TASK DETAILS
Identify and pull out each line of the entries in which "down" occurs.

** BEGIN **

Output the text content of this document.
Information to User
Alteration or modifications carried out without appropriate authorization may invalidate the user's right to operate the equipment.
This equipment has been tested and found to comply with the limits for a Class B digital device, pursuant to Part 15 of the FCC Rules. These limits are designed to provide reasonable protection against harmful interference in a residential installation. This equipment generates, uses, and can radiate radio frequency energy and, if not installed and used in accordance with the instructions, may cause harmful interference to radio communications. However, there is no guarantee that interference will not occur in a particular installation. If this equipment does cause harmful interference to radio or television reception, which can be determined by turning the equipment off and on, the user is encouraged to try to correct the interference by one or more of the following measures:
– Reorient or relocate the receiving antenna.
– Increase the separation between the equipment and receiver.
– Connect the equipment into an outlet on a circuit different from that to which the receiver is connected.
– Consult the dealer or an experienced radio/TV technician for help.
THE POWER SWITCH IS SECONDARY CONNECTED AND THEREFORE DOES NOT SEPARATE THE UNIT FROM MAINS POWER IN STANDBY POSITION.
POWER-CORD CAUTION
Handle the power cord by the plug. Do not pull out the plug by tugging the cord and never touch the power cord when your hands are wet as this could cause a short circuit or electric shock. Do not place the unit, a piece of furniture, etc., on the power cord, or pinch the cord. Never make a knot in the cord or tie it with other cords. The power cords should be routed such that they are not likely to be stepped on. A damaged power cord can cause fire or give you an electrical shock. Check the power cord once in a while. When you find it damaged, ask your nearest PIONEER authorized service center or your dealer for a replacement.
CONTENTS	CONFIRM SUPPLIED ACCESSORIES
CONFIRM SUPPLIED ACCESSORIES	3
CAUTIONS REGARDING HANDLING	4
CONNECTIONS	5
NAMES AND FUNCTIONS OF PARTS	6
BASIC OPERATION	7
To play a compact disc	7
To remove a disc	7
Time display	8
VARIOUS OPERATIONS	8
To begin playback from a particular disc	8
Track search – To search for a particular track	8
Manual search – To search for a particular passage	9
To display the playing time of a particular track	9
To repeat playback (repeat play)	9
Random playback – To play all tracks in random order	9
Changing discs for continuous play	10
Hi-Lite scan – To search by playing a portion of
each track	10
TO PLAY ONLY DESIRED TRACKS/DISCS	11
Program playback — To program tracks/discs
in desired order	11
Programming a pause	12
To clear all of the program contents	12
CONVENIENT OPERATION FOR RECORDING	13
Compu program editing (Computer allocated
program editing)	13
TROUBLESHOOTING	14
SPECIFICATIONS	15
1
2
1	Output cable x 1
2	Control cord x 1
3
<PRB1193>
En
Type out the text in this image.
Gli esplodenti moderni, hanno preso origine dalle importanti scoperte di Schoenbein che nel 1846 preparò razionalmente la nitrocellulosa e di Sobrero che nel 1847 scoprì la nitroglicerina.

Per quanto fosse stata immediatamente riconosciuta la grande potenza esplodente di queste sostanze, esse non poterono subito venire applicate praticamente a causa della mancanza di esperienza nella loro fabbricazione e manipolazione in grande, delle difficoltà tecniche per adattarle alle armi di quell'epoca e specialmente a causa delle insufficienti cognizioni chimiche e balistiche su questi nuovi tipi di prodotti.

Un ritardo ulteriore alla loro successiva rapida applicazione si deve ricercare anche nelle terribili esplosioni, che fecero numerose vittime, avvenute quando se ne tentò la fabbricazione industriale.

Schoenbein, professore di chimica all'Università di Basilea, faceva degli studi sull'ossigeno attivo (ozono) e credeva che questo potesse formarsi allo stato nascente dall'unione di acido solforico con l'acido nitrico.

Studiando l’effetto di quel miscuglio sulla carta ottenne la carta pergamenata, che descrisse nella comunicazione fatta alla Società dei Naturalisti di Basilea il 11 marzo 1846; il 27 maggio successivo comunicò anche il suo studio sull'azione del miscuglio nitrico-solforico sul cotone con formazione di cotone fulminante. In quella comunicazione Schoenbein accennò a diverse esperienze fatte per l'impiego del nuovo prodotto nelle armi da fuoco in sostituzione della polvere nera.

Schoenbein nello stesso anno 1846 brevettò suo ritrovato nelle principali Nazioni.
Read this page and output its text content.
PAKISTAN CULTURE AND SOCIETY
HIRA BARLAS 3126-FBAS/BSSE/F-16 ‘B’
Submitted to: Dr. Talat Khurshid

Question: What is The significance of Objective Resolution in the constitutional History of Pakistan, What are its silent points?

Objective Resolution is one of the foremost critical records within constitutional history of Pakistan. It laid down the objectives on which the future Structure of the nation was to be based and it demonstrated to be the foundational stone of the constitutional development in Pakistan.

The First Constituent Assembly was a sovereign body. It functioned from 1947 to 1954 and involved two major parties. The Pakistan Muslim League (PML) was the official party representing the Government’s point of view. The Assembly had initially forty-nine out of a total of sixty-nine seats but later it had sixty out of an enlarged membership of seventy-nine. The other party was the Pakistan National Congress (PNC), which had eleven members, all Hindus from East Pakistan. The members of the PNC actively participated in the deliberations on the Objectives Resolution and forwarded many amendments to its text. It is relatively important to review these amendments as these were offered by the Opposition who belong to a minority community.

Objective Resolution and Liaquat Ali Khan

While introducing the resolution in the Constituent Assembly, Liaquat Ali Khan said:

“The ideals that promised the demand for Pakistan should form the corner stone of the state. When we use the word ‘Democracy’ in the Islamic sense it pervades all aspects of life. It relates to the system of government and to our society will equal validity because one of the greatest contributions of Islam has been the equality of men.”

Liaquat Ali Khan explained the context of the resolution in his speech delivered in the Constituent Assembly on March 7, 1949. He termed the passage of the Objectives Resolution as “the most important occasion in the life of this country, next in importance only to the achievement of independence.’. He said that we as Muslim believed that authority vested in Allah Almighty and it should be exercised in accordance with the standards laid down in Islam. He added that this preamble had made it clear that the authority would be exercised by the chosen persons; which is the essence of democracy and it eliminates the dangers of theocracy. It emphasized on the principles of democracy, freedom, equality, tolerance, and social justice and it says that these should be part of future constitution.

** END **

SOLUTION TO THIS PROBLEM
Objective Resolution is one of the foremost critical records within constitutional history of Pakistan. It laid down the objectives on which the future Structure of the nation was to be based and it demonstrated to be the foundational stone of the constitutional development in Pakistan.
Liaquat Ali Khan explained the context of the resolution in his speech delivered in the Constituent Assembly on March 7, 1949. He termed the passage of the Objectives Resolution as “the most important occasion in the life of this country, next in importance only to the achievement of independence.’. He said that we as Muslim believed that authority vested in Allah Almighty and it should be exercised in accordance with the standards laid down in Islam. He added that this preamble had made it clear that the authority would be exercised by the chosen persons; which is the essence of democracy and it eliminates the dangers of theocracy. It emphasized on the principles of democracy, freedom, equality, tolerance, and social justice and it says that these should be part of future constitution.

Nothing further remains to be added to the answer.